Dataset records
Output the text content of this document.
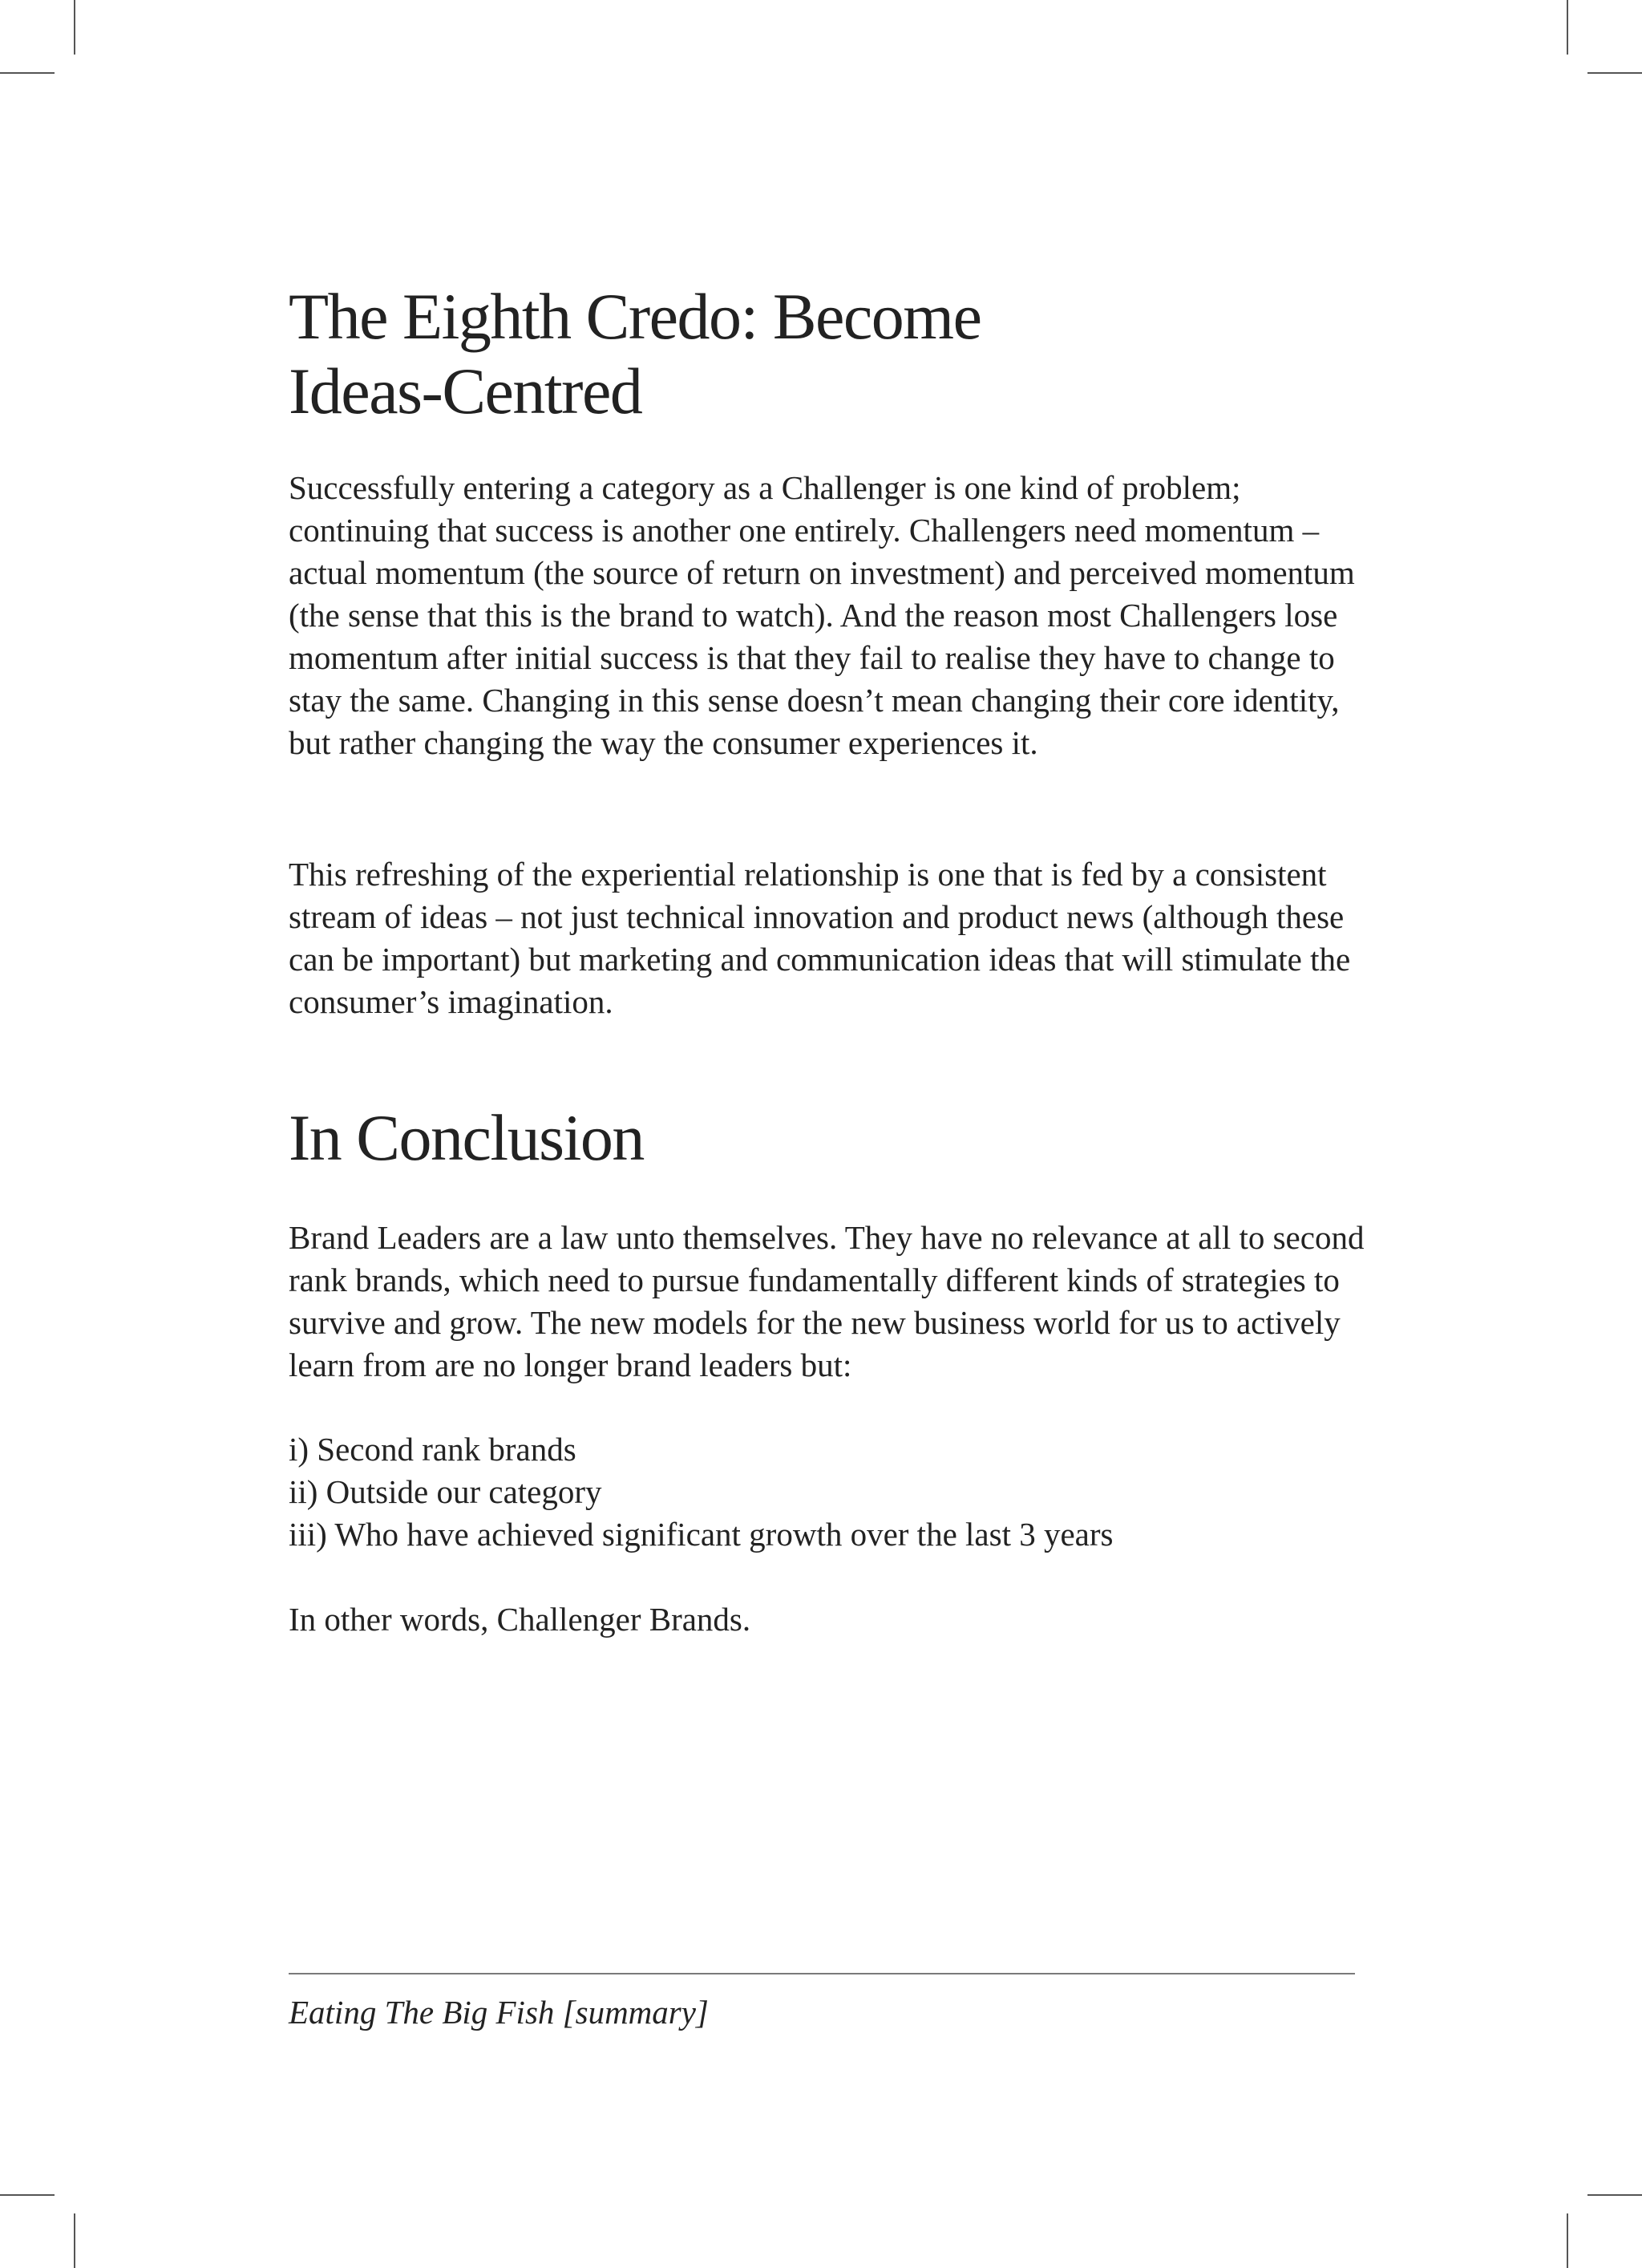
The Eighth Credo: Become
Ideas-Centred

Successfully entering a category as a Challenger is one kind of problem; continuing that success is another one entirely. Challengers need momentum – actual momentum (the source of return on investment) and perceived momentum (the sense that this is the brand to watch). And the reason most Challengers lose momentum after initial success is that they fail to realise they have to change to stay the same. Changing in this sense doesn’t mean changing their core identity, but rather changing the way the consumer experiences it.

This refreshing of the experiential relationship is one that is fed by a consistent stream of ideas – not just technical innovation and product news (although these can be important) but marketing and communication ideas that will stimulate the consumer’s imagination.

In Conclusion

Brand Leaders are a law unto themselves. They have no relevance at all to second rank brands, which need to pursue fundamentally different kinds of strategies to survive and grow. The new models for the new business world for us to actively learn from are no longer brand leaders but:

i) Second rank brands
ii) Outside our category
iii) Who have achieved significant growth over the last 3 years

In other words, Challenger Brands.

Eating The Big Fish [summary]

...

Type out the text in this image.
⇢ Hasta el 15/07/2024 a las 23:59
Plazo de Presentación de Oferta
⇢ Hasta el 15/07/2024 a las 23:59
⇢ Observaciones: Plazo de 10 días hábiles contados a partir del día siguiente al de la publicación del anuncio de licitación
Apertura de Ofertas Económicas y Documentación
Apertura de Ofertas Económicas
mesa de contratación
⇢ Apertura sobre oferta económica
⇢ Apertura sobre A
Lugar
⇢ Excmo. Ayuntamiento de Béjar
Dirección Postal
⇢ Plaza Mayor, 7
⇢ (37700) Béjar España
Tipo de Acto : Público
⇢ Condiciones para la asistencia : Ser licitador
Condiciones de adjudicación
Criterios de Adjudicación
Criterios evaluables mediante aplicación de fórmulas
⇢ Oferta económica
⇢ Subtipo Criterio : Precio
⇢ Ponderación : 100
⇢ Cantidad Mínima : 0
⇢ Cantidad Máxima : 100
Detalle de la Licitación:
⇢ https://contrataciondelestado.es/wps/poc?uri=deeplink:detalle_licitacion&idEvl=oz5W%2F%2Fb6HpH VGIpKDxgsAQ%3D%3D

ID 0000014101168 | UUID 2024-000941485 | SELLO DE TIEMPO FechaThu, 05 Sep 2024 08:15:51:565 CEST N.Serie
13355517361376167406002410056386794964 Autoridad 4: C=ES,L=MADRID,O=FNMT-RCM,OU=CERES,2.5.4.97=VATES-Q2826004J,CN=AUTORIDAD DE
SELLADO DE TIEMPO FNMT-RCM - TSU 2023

* * *

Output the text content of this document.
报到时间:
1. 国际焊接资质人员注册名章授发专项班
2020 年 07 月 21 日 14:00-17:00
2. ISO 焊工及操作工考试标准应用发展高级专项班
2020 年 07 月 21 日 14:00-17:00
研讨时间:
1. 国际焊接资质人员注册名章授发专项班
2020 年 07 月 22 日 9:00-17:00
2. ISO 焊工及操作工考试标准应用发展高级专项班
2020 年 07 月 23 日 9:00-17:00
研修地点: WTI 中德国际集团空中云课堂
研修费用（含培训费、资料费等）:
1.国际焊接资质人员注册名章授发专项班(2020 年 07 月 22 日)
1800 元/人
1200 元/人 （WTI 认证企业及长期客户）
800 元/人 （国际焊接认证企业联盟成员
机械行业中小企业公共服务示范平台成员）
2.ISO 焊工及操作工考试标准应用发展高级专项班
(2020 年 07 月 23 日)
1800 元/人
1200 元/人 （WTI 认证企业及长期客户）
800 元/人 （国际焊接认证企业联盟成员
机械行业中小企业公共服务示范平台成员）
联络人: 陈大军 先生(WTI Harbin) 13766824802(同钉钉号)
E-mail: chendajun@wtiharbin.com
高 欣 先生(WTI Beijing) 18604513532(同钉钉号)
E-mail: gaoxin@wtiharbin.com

Short problem
In the entries above, find each line with the word "Criterios" and show it.

Answer for this exercise
Criterios de Adjudicación
Criterios evaluables mediante aplicación de fórmulas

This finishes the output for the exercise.